INSTRUÇÃO A —
Reproduza sem alterações as linhas das entradas que vão da que contém "document-title: 三室两厅一卫住房出租合同（34篇） (178, 168, 683, 204)" até a que contém "section-title: 三室两厅一卫住房出租合同篇1 (180, 365, 454, 386)", ambas incluídas.

┌─ TRECHO SELECIONADO

O filósofo político Firmin DeBrabander, professor de filosofia do Maryland Institute College of Art, nos Estados Unidos, começou a escrever seu livro sobre privacidade no mundo digital com a ideia de defender a importância social desse valor.

Mas no meio do caminho ele percebeu que não era capaz de definir o que é privacidade, tampouco explicar com precisão por que é tão fundamental.

E se deparou com o paradoxo de que, embora a gente costume pensar nela como um pilar da nossa sociedade, na prática a maioria das pessoas está disposta a ceder seus dados na internet em troca de um desconto no supermercado.

Partindo deste princípio, ele se propôs a analisar se a privacidade é essencial para uma sociedade democrática e publicou suas ideias no livro Life After Privacy: Reclaiming Democracy in a Surveillance Society" ("Vida após a privacidade: reivindicando a democracia em uma sociedade vigiada", em tradução livre).

Após revisar cuidadosamente vários exemplos de como perdemos nossa privacidade digital — e nossa capacidade de nos defender daqueles que coletam e analisam nossos dados e metadados na internet —, ele conclui que a privacidade não é essencial para a democracia.

A seguir, a entrevista que DeBrabander concedeu à BBC News Mundo, serviço em espanhol da BBC, editada por motivos de extensão e clareza.

BBC News Mundo - Uma das coisas que me surpreendeu ao ler seu livro é a revisão histórica que você faz sobre o conceito de privacidade e como isso é algo relativamente novo na civilização humana.

Firmin DeBrabander - A privacidade não tem uma data de nascimento muito clara e simples. Você pode ver essa ideia emergente no cristianismo, por exemplo, no Evangelho. Há algumas passagens que sugerem que é importante para a fé religiosa.

A burguesia começou a querer casas com comôdos especializados
A burguesia começou a querer casas com comôdos especializados
Foto: Getty Images / BBC News Brasil

E depois, nos séculos 17 e 18, você começa a ver menções, embora não totalmente articuladas. Mas acho que o que realmente explica a crescente valorização [social] da privacidade é o desenvolvimento da classe média e da riqueza.

└─
┌─ MATERIAL DO EXERCÍCIO

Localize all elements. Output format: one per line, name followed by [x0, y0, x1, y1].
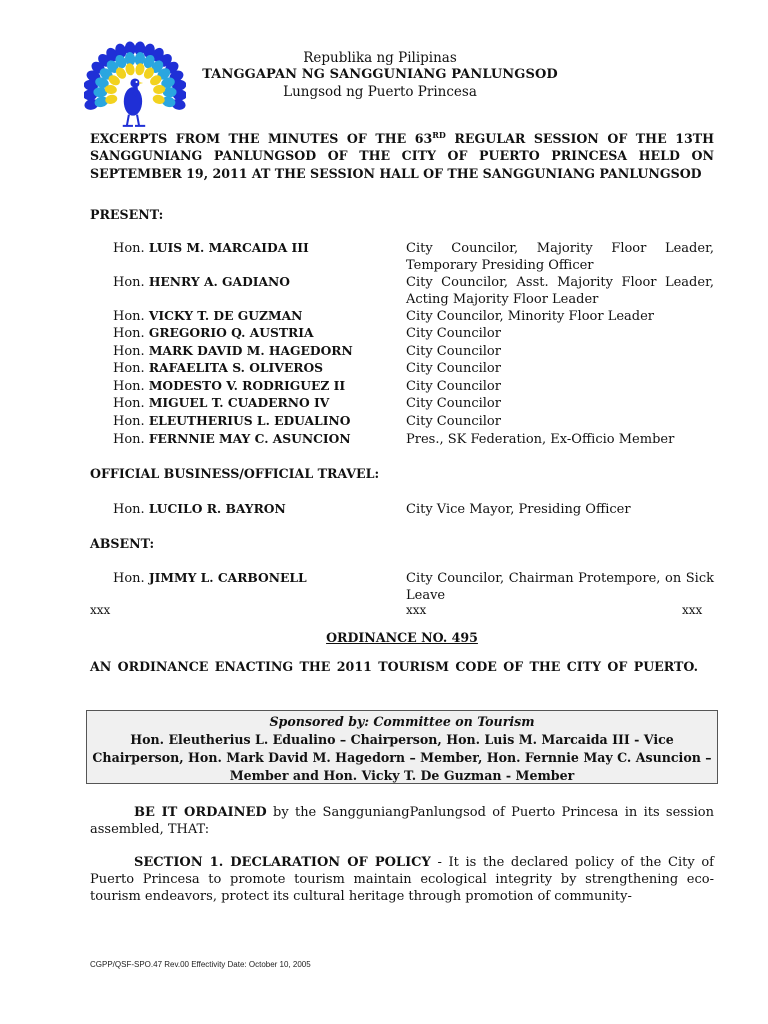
member-name	[113, 240, 309, 256]
sponsor-members: Hon. Eleutherius L. Edualino – Chairperson, Hon. Luis M. Marcaida III - Vice Chairperson, Hon. Mark David M. Hagedorn – Member, Hon. Fernnie May C. Asuncion – Member and Hon. Vicky T. De Guzman - Member	[92, 732, 712, 783]
honorific: Hon.	[113, 241, 145, 256]
member-name	[113, 360, 323, 376]
member-role: City Councilor, Asst. Majority Floor Leader, Acting Majority Floor Leader	[406, 275, 714, 308]
member-role: City Councilor	[406, 379, 501, 394]
member-name	[113, 343, 353, 359]
member-name	[113, 501, 286, 517]
member-role: City Councilor	[406, 414, 501, 429]
member-name	[113, 570, 307, 586]
member-name-text: HENRY A. GADIANO	[148, 274, 290, 289]
separator-left: xxx	[90, 603, 111, 617]
member-role: City Councilor	[406, 344, 501, 359]
member-name-text: GREGORIO Q. AUSTRIA	[148, 325, 314, 340]
form-code-footer: CGPP/QSF-SPO.47 Rev.00 Effectivity Date: October 10, 2005	[90, 960, 311, 969]
member-name-text: VICKY T. DE GUZMAN	[148, 308, 303, 323]
member-name-text: ELEUTHERIUS L. EDUALINO	[148, 413, 351, 428]
member-name-text: MIGUEL T. CUADERNO IV	[148, 395, 330, 410]
member-name-text: RAFAELITA S. OLIVEROS	[148, 360, 324, 375]
separator-middle: xxx	[406, 603, 427, 617]
section1-text: - It is the declared policy of the City of Puerto Princesa to promote tourism maintain ecological integrity by strengthening eco-tourism endeavors, protect its cultural heritage through promotion of community-	[90, 855, 714, 904]
member-name	[113, 431, 351, 447]
member-name	[113, 308, 302, 324]
member-name-text: LUIS M. MARCAIDA III	[148, 240, 309, 255]
member-name	[113, 378, 345, 394]
honorific: Hon.	[113, 414, 145, 429]
honorific: Hon.	[113, 432, 145, 447]
peacock-seal-icon	[84, 30, 186, 132]
official-business-label: OFFICIAL BUSINESS/OFFICIAL TRAVEL:	[90, 466, 380, 481]
honorific: Hon.	[113, 309, 145, 324]
member-name-text: JIMMY L. CARBONELL	[148, 570, 307, 585]
member-name	[113, 395, 329, 411]
ordained-paragraph	[90, 804, 714, 838]
honorific: Hon.	[113, 396, 145, 411]
member-role: City Councilor	[406, 396, 501, 411]
present-label: PRESENT:	[90, 207, 164, 222]
city-line: Lungsod ng Puerto Princesa	[283, 84, 477, 100]
member-role: City Councilor, Minority Floor Leader	[406, 309, 655, 324]
sponsor-heading: Sponsored by: Committee on Tourism	[269, 714, 535, 729]
member-name	[113, 413, 350, 429]
member-role: City Councilor, Chairman Protempore, on Sick Leave	[406, 571, 714, 604]
section1-lead: SECTION 1. DECLARATION OF POLICY	[134, 855, 431, 870]
ordained-text: by the SangguniangPanlungsod of Puerto Princesa in its session assembled, THAT:	[90, 805, 714, 837]
member-name	[113, 325, 314, 341]
honorific: Hon.	[113, 344, 145, 359]
office-line: TANGGAPAN NG SANGGUNIANG PANLUNGSOD	[202, 67, 558, 82]
member-role: City Councilor, Majority Floor Leader, Temporary Presiding Officer	[406, 241, 714, 274]
republic-line: Republika ng Pilipinas	[303, 50, 457, 66]
member-name-text: LUCILO R. BAYRON	[148, 501, 286, 516]
member-name	[113, 274, 290, 290]
honorific: Hon.	[113, 502, 145, 517]
ordinance-title: AN ORDINANCE ENACTING THE 2011 TOURISM CODE OF THE CITY OF PUERTO.	[90, 659, 699, 674]
ordained-lead: BE IT ORDAINED	[134, 805, 267, 820]
honorific: Hon.	[113, 571, 145, 586]
member-name-text: FERNNIE MAY C. ASUNCION	[148, 431, 351, 446]
member-role: City Councilor	[406, 361, 501, 376]
member-role: City Vice Mayor, Presiding Officer	[406, 502, 631, 517]
section1-paragraph	[90, 854, 714, 905]
sponsor-box	[86, 710, 718, 784]
member-name-text: MARK DAVID M. HAGEDORN	[148, 343, 353, 358]
honorific: Hon.	[113, 379, 145, 394]
honorific: Hon.	[113, 275, 145, 290]
absent-label: ABSENT:	[90, 536, 155, 551]
honorific: Hon.	[113, 326, 145, 341]
honorific: Hon.	[113, 361, 145, 376]
separator-right: xxx	[682, 603, 703, 617]
ordinance-number: ORDINANCE NO. 495	[326, 630, 478, 645]
member-role: Pres., SK Federation, Ex-Officio Member	[406, 432, 675, 447]
minutes-title: EXCERPTS FROM THE MINUTES OF THE 63RD REGULAR SESSION OF THE 13TH SANGGUNIANG PANLUNGSOD OF THE CITY OF PUERTO PRINCESA HELD ON SEPTEMBER 19, 2011 AT THE SESSION HALL OF THE SANGGUNIANG PANLUNGSOD	[90, 129, 715, 181]
member-role: City Councilor	[406, 326, 501, 341]
member-name-text: MODESTO V. RODRIGUEZ II	[148, 378, 346, 393]
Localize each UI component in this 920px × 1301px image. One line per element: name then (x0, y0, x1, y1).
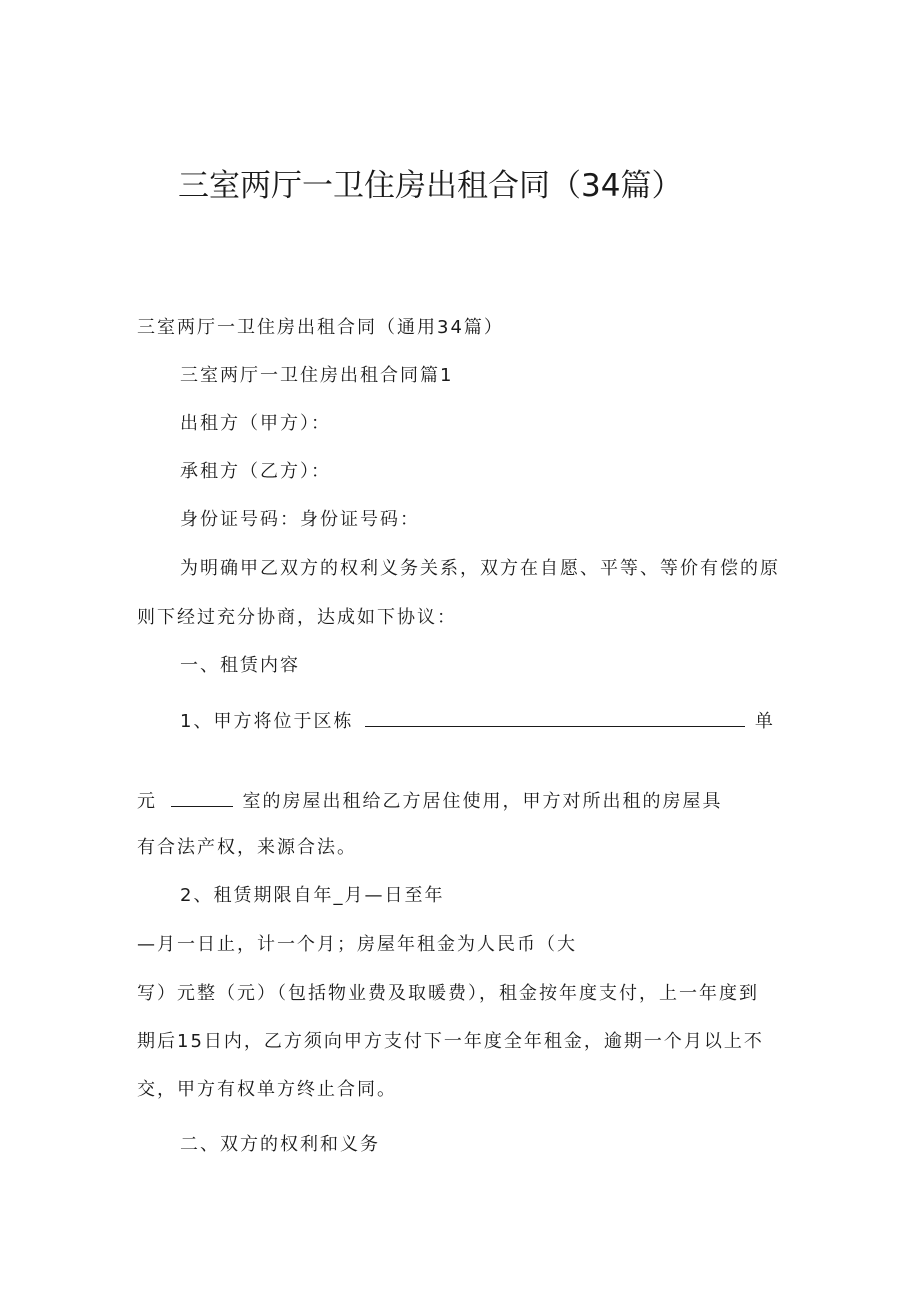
document-title: 三室两厅一卫住房出租合同（34篇） (178, 168, 683, 204)
clause-1-line-2 (137, 788, 722, 814)
intro-paragraph-line-1: 为明确甲乙双方的权利义务关系，双方在自愿、平等、等价有偿的原 (180, 558, 780, 579)
clause-1-line-2-prefix: 元 (137, 791, 157, 812)
lessee-label: 承租方（乙方）： (180, 461, 331, 482)
blank-underline (171, 788, 233, 807)
section-heading-2: 二、双方的权利和义务 (180, 1134, 380, 1155)
clause-1-line-2-suffix: 室的房屋出租给乙方居住使用，甲方对所出租的房屋具 (242, 791, 723, 812)
clause-2-line-3: 写）元整（元）（包括物业费及取暖费），租金按年度支付，上一年度到 (137, 983, 759, 1004)
clause-2-line-1: 2、租赁期限自年_月—日至年 (180, 885, 445, 906)
clause-2-line-2: —月一日止，计一个月；房屋年租金为人民币（大 (137, 934, 577, 955)
lessor-label: 出租方（甲方）： (180, 413, 331, 434)
clause-2-line-5: 交，甲方有权单方终止合同。 (137, 1079, 397, 1100)
section-heading-1: 一、租赁内容 (180, 655, 300, 676)
blank-underline (365, 708, 745, 727)
section-title: 三室两厅一卫住房出租合同篇1 (180, 365, 454, 386)
document-subtitle: 三室两厅一卫住房出租合同（通用34篇） (137, 317, 504, 338)
clause-1-suffix: 单 (754, 711, 775, 732)
clause-1-prefix: 1、甲方将位于区栋 (180, 711, 354, 732)
clause-2-line-4: 期后15日内，乙方须向甲方支付下一年度全年租金，逾期一个月以上不 (137, 1031, 764, 1052)
intro-paragraph-line-2: 则下经过充分协商，达成如下协议： (137, 607, 457, 628)
id-number-label: 身份证号码：身份证号码： (180, 509, 420, 530)
clause-1-line-3: 有合法产权，来源合法。 (137, 837, 357, 858)
clause-1-line-1 (180, 708, 775, 734)
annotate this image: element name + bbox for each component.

└─

INSTRUÇÃO B —
Segundo o trecho selecionado, em que instituição Firmin DeBrabander é professor de filosofia?

RESULTADO A —
document-title: 三室两厅一卫住房出租合同（34篇） (178, 168, 683, 204)
clause-1-line-2 (137, 788, 722, 814)
intro-paragraph-line-1: 为明确甲乙双方的权利义务关系，双方在自愿、平等、等价有偿的原 (180, 558, 780, 579)
clause-1-line-2-prefix: 元 (137, 791, 157, 812)
lessee-label: 承租方（乙方）： (180, 461, 331, 482)
blank-underline (171, 788, 233, 807)
section-heading-2: 二、双方的权利和义务 (180, 1134, 380, 1155)
clause-1-line-2-suffix: 室的房屋出租给乙方居住使用，甲方对所出租的房屋具 (242, 791, 723, 812)
clause-2-line-3: 写）元整（元）（包括物业费及取暖费），租金按年度支付，上一年度到 (137, 983, 759, 1004)
clause-2-line-1: 2、租赁期限自年_月—日至年 (180, 885, 445, 906)
clause-2-line-2: —月一日止，计一个月；房屋年租金为人民币（大 (137, 934, 577, 955)
lessor-label: 出租方（甲方）： (180, 413, 331, 434)
clause-2-line-5: 交，甲方有权单方终止合同。 (137, 1079, 397, 1100)
section-heading-1: 一、租赁内容 (180, 655, 300, 676)
blank-underline (365, 708, 745, 727)
section-title: 三室两厅一卫住房出租合同篇1 (180, 365, 454, 386)

RESULTADO B —
No Maryland Institute College of Art, nos Estados Unidos.